[Goal]: Below are some records; return each one exactly.
-- -- --
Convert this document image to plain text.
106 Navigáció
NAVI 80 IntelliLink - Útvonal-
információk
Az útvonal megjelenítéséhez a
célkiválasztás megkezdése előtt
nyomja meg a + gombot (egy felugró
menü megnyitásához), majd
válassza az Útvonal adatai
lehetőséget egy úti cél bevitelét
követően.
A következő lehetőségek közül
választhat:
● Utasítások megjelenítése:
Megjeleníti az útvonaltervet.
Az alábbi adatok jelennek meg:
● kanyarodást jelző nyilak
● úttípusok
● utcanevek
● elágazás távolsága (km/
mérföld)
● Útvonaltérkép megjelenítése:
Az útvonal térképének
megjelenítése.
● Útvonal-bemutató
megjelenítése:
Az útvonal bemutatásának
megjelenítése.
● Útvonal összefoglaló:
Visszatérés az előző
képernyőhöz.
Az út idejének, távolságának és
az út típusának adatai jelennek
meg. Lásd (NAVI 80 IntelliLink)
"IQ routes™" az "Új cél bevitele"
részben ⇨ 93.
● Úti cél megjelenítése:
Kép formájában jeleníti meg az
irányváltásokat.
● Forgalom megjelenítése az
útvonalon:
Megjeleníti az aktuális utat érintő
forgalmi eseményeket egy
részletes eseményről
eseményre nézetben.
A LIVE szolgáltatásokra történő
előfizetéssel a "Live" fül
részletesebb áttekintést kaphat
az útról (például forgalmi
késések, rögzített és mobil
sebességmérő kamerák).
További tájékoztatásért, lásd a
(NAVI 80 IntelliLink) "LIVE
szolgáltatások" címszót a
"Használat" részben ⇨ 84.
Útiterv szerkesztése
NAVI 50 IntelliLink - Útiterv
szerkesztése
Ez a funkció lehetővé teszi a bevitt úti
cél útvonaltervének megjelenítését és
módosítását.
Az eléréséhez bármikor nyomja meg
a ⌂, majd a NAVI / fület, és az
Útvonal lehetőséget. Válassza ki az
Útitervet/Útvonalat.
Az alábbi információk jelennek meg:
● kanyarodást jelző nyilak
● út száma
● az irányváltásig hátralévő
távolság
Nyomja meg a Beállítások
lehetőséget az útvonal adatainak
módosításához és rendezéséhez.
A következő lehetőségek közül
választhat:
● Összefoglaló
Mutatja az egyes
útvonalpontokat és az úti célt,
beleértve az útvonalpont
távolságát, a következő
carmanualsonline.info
-- -- --
[Solved problem]:
Convert this document image to plain text.
106 Navigáció
NAVI 80 IntelliLink - Útvonal-
információk
Az útvonal megjelenítéséhez a
célkiválasztás megkezdése előtt
nyomja meg a + gombot (egy felugró
menü megnyitásához), majd
válassza az Útvonal adatai
lehetőséget egy úti cél bevitelét
követően.
A következő lehetőségek közül
választhat:
● Utasítások megjelenítése:
Megjeleníti az útvonaltervet.
Az alábbi adatok jelennek meg:
● kanyarodást jelző nyilak
● úttípusok
● utcanevek
● elágazás távolsága (km/
mérföld)
● Útvonaltérkép megjelenítése:
Az útvonal térképének
megjelenítése.
● Útvonal-bemutató
megjelenítése:
Az útvonal bemutatásának
megjelenítése.
● Útvonal összefoglaló:
Visszatérés az előző
képernyőhöz.
Az út idejének, távolságának és
az út típusának adatai jelennek
meg. Lásd (NAVI 80 IntelliLink)
"IQ routes™" az "Új cél bevitele"
részben ⇨ 93.
● Úti cél megjelenítése:
Kép formájában jeleníti meg az
irányváltásokat.
● Forgalom megjelenítése az
útvonalon:
Megjeleníti az aktuális utat érintő
forgalmi eseményeket egy
részletes eseményről
eseményre nézetben.
A LIVE szolgáltatásokra történő
előfizetéssel a "Live" fül
részletesebb áttekintést kaphat
az útról (például forgalmi
késések, rögzített és mobil
sebességmérő kamerák).
További tájékoztatásért, lásd a
(NAVI 80 IntelliLink) "LIVE
szolgáltatások" címszót a
"Használat" részben ⇨ 84.
Útiterv szerkesztése
NAVI 50 IntelliLink - Útiterv
szerkesztése
Ez a funkció lehetővé teszi a bevitt úti
cél útvonaltervének megjelenítését és
módosítását.
Az eléréséhez bármikor nyomja meg
a ⌂, majd a NAVI / fület, és az
Útvonal lehetőséget. Válassza ki az
Útitervet/Útvonalat.
Az alábbi információk jelennek meg:
● kanyarodást jelző nyilak
● út száma
● az irányváltásig hátralévő
távolság
Nyomja meg a Beállítások
lehetőséget az útvonal adatainak
módosításához és rendezéséhez.
A következő lehetőségek közül
választhat:
● Összefoglaló
Mutatja az egyes
útvonalpontokat és az úti célt,
beleértve az útvonalpont
távolságát, a következő
carmanualsonline.info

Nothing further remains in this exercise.